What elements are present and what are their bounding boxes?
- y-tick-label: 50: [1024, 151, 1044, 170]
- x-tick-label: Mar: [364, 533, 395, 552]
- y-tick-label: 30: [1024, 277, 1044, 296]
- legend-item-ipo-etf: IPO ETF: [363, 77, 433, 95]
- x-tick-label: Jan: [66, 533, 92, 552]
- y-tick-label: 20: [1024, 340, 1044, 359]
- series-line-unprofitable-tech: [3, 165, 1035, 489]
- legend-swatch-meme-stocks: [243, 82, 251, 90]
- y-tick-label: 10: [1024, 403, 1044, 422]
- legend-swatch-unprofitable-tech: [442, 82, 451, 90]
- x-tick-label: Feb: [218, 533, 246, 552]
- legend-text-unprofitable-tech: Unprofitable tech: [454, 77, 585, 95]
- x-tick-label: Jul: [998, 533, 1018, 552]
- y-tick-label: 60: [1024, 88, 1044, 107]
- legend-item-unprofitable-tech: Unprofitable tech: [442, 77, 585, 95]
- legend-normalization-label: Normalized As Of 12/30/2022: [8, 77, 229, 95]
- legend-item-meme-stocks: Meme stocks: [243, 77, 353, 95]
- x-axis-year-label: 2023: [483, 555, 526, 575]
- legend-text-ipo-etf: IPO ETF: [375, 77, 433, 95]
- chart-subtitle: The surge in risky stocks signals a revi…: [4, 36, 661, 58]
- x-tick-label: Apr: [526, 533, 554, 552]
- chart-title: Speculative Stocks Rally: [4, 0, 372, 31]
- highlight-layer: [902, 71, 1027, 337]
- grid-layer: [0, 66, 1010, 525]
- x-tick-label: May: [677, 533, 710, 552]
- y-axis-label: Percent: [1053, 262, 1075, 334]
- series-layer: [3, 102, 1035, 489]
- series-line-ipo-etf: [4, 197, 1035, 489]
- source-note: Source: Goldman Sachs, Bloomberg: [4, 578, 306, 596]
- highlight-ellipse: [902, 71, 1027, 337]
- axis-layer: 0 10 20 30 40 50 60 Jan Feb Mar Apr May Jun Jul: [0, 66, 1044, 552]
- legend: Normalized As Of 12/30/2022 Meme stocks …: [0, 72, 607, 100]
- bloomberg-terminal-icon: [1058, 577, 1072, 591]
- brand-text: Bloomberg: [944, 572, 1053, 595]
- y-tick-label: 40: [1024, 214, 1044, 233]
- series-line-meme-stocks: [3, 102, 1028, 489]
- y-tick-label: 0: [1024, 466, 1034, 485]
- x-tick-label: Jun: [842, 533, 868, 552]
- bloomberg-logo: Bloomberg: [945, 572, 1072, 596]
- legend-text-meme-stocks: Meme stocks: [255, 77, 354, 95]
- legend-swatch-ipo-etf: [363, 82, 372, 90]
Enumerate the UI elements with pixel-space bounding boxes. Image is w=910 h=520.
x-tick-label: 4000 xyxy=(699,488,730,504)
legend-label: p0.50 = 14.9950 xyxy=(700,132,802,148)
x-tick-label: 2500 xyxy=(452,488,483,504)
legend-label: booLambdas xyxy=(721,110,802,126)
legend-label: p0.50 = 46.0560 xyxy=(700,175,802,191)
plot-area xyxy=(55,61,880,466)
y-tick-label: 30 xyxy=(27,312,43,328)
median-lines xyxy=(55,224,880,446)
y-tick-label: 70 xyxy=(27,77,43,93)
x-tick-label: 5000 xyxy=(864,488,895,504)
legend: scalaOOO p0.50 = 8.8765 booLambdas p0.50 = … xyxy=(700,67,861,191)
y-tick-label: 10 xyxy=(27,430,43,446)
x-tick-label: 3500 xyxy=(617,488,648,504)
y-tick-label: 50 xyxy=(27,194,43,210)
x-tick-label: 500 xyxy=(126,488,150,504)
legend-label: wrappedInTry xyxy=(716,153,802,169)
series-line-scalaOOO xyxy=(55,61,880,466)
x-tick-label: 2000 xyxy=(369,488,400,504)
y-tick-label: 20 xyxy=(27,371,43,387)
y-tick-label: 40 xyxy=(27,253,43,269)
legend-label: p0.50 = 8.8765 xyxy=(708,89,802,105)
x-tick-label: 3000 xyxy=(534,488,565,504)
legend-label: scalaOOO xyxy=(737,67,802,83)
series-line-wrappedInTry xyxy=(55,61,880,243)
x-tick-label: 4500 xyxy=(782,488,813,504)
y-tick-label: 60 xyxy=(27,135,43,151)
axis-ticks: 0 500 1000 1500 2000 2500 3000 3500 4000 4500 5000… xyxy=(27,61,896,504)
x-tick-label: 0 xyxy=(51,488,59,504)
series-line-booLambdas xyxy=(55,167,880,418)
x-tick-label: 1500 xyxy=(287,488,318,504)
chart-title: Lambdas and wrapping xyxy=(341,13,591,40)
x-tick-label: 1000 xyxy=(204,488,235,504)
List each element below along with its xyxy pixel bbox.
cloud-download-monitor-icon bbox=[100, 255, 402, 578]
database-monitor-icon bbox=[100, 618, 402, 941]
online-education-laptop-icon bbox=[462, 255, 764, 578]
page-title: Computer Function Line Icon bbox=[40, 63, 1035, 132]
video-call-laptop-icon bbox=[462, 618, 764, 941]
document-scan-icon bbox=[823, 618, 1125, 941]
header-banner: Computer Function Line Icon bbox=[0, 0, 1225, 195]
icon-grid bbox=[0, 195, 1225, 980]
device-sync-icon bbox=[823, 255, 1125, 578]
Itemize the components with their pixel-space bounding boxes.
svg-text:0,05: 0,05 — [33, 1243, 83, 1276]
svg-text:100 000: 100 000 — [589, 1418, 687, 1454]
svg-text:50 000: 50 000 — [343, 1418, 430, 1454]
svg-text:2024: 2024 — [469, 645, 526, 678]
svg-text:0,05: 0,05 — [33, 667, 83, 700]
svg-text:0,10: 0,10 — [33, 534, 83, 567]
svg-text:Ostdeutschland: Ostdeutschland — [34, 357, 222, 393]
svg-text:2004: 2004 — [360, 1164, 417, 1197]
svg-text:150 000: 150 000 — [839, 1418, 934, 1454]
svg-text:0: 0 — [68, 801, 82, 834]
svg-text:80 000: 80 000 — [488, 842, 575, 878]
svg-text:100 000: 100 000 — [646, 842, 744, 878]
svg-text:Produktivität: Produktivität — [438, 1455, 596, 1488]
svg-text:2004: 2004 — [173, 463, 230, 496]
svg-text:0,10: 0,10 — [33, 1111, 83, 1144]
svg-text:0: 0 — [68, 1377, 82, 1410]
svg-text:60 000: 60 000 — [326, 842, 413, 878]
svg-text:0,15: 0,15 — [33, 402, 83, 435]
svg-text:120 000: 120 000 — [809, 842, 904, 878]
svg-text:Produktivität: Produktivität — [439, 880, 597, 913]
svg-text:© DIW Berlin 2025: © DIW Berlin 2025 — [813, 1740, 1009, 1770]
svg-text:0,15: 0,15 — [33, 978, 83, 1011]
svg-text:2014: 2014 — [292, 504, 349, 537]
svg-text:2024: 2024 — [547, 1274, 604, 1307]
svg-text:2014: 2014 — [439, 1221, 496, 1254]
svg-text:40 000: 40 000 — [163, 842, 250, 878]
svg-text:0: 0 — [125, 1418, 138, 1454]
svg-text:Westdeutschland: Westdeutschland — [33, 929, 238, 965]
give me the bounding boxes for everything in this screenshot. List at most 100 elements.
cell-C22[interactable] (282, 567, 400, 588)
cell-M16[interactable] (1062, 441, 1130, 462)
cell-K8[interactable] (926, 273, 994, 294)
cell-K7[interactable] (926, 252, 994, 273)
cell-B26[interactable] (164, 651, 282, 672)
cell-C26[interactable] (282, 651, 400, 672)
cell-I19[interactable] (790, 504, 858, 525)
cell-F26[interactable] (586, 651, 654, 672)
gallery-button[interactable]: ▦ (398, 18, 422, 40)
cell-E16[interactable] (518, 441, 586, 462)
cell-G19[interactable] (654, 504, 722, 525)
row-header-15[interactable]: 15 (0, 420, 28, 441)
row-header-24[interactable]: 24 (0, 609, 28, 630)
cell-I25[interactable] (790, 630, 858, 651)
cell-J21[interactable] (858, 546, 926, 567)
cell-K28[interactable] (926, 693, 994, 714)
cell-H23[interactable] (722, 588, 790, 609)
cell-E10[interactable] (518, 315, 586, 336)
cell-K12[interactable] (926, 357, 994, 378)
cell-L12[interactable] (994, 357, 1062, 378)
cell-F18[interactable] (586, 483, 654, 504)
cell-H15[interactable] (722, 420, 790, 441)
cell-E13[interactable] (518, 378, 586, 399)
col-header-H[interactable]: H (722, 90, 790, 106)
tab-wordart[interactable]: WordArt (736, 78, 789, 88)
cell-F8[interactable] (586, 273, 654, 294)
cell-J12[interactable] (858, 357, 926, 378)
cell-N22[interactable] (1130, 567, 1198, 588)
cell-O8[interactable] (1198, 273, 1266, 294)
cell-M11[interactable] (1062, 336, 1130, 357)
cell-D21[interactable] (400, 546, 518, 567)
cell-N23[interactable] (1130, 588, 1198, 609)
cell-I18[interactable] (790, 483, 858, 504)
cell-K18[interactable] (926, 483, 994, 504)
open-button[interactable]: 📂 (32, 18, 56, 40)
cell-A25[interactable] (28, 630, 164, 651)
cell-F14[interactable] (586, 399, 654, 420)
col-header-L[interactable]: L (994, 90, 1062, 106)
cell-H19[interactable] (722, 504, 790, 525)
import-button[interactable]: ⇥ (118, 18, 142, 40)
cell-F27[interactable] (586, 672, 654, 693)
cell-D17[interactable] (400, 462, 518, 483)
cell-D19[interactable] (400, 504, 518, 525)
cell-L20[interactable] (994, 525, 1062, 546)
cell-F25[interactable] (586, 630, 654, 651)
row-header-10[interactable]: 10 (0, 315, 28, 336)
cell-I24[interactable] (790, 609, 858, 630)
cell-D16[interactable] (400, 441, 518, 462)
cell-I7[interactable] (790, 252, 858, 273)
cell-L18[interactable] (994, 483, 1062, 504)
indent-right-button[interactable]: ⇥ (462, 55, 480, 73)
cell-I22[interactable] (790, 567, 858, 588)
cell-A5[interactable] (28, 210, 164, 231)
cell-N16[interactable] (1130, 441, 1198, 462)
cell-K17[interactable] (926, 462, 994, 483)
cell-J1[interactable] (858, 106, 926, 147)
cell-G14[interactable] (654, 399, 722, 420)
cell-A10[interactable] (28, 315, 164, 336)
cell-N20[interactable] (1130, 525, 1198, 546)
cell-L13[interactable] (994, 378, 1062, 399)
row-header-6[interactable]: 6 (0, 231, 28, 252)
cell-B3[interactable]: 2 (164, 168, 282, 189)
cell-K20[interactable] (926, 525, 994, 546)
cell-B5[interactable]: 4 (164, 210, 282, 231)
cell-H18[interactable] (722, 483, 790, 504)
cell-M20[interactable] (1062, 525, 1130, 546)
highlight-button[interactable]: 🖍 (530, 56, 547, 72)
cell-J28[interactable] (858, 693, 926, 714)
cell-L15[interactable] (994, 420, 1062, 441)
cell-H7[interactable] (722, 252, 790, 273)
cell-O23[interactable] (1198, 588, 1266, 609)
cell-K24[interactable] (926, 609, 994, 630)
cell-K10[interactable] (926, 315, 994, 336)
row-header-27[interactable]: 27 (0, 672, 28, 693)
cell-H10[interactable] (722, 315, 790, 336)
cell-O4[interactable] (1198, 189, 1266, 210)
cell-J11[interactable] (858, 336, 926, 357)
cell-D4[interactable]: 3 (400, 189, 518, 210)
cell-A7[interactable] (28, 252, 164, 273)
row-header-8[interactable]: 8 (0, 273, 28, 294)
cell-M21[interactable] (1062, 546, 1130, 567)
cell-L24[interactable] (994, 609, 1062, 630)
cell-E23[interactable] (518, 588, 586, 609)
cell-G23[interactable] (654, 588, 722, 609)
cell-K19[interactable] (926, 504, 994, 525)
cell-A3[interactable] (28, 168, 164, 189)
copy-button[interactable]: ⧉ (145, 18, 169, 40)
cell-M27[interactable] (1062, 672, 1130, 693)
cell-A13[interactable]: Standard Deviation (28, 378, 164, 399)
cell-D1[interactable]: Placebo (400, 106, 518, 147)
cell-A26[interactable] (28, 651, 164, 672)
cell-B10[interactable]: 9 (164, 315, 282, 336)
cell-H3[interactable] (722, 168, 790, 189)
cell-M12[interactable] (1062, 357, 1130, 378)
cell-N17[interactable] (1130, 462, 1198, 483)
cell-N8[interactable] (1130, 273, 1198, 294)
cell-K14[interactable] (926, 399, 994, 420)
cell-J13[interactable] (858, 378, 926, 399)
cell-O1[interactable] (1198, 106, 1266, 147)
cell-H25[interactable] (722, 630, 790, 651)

REQUIRED WORK:
Could you transcribe the material line for line, from its very first line through the line containing "- bloomberg-terminal-icon: [1058, 577, 1072, 591]", with both of those lines included?

ANSWER TO THIS TASK:
What elements are present and what are their bounding boxes?
- y-tick-label: 50: [1024, 151, 1044, 170]
- x-tick-label: Mar: [364, 533, 395, 552]
- y-tick-label: 30: [1024, 277, 1044, 296]
- legend-item-ipo-etf: IPO ETF: [363, 77, 433, 95]
- x-tick-label: Jan: [66, 533, 92, 552]
- y-tick-label: 20: [1024, 340, 1044, 359]
- series-line-unprofitable-tech: [3, 165, 1035, 489]
- legend-swatch-meme-stocks: [243, 82, 251, 90]
- y-tick-label: 10: [1024, 403, 1044, 422]
- legend-swatch-unprofitable-tech: [442, 82, 451, 90]
- x-tick-label: Feb: [218, 533, 246, 552]
- legend-text-unprofitable-tech: Unprofitable tech: [454, 77, 585, 95]
- x-tick-label: Jul: [998, 533, 1018, 552]
- y-tick-label: 60: [1024, 88, 1044, 107]
- legend-item-unprofitable-tech: Unprofitable tech: [442, 77, 585, 95]
- legend-normalization-label: Normalized As Of 12/30/2022: [8, 77, 229, 95]
- legend-item-meme-stocks: Meme stocks: [243, 77, 353, 95]
- x-axis-year-label: 2023: [483, 555, 526, 575]
- legend-text-ipo-etf: IPO ETF: [375, 77, 433, 95]
- chart-subtitle: The surge in risky stocks signals a revi…: [4, 36, 661, 58]
- x-tick-label: Apr: [526, 533, 554, 552]
- chart-title: Speculative Stocks Rally: [4, 0, 372, 31]
- highlight-layer: [902, 71, 1027, 337]
- grid-layer: [0, 66, 1010, 525]
- x-tick-label: May: [677, 533, 710, 552]
- y-axis-label: Percent: [1053, 262, 1075, 334]
- series-layer: [3, 102, 1035, 489]
- series-line-ipo-etf: [4, 197, 1035, 489]
- source-note: Source: Goldman Sachs, Bloomberg: [4, 578, 306, 596]
- highlight-ellipse: [902, 71, 1027, 337]
- axis-layer: 0 10 20 30 40 50 60 Jan Feb Mar Apr May Jun Jul: [0, 66, 1044, 552]
- legend: Normalized As Of 12/30/2022 Meme stocks …: [0, 72, 607, 100]
- bloomberg-terminal-icon: [1058, 577, 1072, 591]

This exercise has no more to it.